▶ [Stated task] Retype the data below exactly, from its first line through the line that contains "1229, 1682, 1308]", including both.
══ Record excerpts
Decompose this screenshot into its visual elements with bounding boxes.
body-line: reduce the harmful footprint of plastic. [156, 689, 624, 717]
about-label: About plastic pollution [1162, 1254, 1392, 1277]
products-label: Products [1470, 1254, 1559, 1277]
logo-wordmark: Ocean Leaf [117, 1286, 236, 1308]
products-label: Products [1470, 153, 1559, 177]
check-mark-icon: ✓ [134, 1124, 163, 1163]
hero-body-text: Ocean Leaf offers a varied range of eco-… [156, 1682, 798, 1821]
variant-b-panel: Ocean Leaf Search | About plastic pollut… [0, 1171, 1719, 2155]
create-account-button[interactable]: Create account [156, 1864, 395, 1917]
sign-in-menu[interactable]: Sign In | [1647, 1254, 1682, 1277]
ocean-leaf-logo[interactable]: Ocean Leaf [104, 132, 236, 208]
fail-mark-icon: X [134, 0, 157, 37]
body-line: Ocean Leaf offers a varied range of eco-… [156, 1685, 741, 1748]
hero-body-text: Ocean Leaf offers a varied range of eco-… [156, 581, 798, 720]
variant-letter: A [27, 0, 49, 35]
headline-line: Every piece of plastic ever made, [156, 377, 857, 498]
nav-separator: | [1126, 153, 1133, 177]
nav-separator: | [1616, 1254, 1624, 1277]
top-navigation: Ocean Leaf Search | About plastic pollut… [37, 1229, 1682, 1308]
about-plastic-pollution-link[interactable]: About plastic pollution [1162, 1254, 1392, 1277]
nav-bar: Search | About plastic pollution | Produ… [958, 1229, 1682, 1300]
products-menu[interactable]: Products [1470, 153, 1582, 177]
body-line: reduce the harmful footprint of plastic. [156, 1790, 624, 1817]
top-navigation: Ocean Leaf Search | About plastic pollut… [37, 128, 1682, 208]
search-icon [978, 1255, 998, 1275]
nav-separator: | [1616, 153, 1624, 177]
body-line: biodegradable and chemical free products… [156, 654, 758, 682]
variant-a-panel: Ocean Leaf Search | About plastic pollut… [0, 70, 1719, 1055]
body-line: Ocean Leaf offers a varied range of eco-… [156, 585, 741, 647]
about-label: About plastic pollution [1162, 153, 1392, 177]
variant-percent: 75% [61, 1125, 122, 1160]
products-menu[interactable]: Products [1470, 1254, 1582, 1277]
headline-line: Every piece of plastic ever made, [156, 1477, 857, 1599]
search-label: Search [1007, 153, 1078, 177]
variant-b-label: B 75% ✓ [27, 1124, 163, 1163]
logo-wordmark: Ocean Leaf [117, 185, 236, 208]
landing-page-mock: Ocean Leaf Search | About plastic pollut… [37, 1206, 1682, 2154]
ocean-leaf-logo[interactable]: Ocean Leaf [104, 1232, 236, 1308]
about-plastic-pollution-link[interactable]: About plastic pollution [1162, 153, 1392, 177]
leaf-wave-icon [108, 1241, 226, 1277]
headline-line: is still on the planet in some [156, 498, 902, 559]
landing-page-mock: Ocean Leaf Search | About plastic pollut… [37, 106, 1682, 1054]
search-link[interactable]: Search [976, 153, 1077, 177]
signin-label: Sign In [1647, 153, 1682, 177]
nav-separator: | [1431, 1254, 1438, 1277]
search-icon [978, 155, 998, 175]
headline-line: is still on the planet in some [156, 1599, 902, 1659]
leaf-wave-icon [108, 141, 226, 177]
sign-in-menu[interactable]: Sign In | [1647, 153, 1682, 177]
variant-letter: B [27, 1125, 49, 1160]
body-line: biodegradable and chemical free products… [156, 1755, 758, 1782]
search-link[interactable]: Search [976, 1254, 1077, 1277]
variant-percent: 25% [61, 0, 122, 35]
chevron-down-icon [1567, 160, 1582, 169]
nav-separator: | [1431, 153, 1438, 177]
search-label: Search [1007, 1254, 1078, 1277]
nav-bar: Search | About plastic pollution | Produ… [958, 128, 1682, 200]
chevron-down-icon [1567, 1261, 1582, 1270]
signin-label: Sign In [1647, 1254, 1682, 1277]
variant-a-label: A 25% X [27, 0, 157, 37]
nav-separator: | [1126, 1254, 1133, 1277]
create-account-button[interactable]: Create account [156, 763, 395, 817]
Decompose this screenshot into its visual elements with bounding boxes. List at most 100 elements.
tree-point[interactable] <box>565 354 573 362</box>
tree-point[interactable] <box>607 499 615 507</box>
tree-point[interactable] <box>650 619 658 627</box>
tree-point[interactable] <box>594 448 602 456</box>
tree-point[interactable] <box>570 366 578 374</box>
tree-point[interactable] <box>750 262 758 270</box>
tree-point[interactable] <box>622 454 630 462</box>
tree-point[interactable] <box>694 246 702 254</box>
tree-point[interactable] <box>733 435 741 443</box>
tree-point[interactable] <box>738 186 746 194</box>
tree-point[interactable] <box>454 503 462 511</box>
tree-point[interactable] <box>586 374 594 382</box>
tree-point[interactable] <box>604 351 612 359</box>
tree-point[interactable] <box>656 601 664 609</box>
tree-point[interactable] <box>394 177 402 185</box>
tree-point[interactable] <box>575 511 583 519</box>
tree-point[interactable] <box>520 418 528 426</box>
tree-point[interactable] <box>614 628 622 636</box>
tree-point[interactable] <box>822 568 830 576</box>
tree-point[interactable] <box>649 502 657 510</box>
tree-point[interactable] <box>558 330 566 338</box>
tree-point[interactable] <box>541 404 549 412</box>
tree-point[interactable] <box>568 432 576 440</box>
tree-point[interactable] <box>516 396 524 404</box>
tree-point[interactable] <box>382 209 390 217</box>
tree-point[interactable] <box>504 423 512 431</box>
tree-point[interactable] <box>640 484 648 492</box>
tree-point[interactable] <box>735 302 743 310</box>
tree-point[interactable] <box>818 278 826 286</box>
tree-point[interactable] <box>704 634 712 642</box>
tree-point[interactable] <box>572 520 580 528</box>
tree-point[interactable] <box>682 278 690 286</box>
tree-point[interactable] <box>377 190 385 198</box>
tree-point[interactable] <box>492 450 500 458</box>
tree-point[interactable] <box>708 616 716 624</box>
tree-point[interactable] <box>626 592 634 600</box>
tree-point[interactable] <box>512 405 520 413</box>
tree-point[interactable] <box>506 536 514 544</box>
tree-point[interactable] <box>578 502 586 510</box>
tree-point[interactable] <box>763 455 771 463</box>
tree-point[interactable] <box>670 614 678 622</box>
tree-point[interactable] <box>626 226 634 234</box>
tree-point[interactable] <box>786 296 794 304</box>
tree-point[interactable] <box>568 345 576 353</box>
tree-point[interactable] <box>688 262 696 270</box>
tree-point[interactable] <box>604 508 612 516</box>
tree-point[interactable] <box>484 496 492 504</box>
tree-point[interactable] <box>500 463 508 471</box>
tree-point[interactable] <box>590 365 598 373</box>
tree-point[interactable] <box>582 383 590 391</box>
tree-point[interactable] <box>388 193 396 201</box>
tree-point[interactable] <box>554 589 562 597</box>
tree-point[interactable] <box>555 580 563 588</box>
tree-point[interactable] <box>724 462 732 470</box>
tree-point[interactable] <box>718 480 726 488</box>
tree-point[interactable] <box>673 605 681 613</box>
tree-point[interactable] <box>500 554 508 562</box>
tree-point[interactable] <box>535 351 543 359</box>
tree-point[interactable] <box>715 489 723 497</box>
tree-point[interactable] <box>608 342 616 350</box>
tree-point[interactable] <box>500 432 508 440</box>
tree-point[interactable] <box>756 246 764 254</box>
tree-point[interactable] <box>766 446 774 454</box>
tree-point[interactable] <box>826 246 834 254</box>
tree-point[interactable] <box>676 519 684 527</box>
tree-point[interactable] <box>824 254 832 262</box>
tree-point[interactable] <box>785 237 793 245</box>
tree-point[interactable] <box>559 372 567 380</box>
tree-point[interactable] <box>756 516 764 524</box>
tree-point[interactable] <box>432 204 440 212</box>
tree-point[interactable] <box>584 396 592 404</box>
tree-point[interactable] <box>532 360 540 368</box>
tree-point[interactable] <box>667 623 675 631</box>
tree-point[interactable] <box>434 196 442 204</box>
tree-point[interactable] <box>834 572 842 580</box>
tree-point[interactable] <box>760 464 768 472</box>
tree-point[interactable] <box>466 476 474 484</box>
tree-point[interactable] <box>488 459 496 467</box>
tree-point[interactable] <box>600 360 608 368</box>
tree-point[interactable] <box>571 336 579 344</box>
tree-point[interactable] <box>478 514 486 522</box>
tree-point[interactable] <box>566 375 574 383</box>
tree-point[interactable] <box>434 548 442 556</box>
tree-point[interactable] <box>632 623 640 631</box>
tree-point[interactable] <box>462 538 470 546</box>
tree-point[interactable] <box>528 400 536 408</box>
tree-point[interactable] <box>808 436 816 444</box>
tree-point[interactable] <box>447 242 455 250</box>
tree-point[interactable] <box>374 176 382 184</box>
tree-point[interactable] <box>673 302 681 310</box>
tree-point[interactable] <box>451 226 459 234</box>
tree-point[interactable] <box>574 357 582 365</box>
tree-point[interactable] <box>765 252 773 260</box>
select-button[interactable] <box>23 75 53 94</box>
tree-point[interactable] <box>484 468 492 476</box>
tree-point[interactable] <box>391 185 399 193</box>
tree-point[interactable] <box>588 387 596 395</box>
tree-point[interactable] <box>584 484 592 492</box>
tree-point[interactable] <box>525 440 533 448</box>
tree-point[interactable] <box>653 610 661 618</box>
════
▶ [Solution to the problem]
Decompose this screenshot into its visual elements with bounding boxes.
body-line: reduce the harmful footprint of plastic. [156, 689, 624, 717]
about-label: About plastic pollution [1162, 1254, 1392, 1277]
products-label: Products [1470, 1254, 1559, 1277]
logo-wordmark: Ocean Leaf [117, 1286, 236, 1308]
products-label: Products [1470, 153, 1559, 177]
check-mark-icon: ✓ [134, 1124, 163, 1163]
hero-body-text: Ocean Leaf offers a varied range of eco-… [156, 1682, 798, 1821]
variant-b-panel: Ocean Leaf Search | About plastic pollut… [0, 1171, 1719, 2155]
create-account-button[interactable]: Create account [156, 1864, 395, 1917]
sign-in-menu[interactable]: Sign In | [1647, 1254, 1682, 1277]
ocean-leaf-logo[interactable]: Ocean Leaf [104, 132, 236, 208]
fail-mark-icon: X [134, 0, 157, 37]
body-line: Ocean Leaf offers a varied range of eco-… [156, 1685, 741, 1748]
hero-body-text: Ocean Leaf offers a varied range of eco-… [156, 581, 798, 720]
variant-letter: A [27, 0, 49, 35]
headline-line: Every piece of plastic ever made, [156, 377, 857, 498]
nav-separator: | [1126, 153, 1133, 177]
nav-separator: | [1616, 1254, 1624, 1277]
top-navigation: Ocean Leaf Search | About plastic pollut… [37, 1229, 1682, 1308]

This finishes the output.